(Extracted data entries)
::::::::
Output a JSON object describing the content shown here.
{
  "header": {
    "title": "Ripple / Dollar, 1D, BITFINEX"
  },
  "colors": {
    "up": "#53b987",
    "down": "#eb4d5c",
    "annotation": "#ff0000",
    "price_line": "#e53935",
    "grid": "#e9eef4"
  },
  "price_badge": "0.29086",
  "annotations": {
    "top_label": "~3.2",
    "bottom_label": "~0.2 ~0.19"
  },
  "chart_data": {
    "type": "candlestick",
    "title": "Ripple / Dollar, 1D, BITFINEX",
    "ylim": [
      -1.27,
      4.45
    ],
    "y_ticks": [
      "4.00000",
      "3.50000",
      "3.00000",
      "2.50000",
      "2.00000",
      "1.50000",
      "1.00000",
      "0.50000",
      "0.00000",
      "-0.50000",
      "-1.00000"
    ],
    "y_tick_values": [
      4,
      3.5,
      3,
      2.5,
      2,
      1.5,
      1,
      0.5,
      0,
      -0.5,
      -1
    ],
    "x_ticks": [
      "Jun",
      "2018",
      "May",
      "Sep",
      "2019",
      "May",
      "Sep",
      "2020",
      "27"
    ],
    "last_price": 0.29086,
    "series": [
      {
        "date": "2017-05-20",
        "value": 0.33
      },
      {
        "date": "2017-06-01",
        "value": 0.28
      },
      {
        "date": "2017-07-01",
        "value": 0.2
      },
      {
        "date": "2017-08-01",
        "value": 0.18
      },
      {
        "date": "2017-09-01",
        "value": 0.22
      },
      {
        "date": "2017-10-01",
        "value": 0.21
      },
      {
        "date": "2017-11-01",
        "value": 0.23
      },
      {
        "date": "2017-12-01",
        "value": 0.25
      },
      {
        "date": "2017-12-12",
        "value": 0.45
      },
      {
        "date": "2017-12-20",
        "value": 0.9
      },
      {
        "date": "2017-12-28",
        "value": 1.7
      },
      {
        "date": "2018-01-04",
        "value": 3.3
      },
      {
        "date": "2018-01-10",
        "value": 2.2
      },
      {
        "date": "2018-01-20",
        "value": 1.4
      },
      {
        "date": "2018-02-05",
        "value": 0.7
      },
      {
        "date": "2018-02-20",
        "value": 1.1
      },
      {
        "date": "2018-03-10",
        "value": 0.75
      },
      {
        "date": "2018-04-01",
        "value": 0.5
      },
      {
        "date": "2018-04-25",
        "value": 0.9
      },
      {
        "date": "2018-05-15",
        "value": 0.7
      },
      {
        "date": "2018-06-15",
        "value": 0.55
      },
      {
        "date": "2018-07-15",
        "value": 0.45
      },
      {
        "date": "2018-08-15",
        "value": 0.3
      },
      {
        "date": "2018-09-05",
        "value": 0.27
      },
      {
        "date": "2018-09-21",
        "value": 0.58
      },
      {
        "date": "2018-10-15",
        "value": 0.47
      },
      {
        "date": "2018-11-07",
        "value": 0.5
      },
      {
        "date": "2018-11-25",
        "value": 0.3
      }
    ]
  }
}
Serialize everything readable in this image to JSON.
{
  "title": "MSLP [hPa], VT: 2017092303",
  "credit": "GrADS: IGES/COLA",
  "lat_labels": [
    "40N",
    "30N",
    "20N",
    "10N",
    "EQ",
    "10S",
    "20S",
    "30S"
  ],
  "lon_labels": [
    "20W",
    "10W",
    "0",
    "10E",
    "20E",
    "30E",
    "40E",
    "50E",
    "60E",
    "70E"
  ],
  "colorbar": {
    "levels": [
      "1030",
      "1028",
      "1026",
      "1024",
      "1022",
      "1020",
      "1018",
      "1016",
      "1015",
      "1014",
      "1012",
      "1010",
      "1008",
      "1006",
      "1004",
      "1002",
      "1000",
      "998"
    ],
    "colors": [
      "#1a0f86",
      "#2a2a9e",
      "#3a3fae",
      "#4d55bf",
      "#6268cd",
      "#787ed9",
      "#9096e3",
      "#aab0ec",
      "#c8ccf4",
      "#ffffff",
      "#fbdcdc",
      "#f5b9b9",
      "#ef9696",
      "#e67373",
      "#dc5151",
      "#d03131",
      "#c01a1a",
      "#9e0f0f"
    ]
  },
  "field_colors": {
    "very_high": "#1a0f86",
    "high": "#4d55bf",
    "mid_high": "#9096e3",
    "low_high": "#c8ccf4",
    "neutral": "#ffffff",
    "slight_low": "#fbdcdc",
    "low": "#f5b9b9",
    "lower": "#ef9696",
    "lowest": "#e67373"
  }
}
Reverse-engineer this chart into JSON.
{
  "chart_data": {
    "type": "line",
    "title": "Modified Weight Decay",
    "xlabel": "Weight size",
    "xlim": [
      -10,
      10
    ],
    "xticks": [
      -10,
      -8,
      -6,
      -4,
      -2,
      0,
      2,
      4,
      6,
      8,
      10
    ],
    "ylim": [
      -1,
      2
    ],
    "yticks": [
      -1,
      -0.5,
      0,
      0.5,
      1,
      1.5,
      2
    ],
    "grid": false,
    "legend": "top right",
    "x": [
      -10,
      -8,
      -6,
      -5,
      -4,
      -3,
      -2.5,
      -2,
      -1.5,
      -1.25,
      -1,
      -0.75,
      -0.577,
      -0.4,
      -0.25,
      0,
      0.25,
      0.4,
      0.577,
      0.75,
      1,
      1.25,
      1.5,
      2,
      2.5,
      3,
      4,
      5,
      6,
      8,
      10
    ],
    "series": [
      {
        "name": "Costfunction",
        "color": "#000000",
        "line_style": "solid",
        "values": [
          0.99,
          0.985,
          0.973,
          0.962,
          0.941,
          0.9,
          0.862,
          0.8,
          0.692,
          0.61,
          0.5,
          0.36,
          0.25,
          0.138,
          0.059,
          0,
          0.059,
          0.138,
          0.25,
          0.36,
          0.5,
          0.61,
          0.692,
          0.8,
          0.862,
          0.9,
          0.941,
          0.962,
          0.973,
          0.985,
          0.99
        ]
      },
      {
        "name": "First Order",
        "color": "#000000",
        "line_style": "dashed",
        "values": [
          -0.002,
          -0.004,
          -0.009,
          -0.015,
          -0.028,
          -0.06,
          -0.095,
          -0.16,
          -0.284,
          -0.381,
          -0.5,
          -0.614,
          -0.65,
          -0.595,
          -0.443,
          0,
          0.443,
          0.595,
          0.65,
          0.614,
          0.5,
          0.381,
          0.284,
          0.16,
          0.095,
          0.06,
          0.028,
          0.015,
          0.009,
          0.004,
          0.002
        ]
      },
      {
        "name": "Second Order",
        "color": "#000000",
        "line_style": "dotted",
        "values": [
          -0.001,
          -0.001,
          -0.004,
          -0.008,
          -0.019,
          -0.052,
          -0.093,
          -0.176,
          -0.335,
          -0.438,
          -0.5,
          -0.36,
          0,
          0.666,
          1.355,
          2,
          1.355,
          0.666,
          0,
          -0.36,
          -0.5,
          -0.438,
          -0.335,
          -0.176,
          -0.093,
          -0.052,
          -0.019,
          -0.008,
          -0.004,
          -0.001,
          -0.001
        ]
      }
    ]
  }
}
::::::::
Pull out all lines from the listing that contain the string "BITFINEX".

    "title": "Ripple / Dollar, 1D, BITFINEX"
    "title": "Ripple / Dollar, 1D, BITFINEX",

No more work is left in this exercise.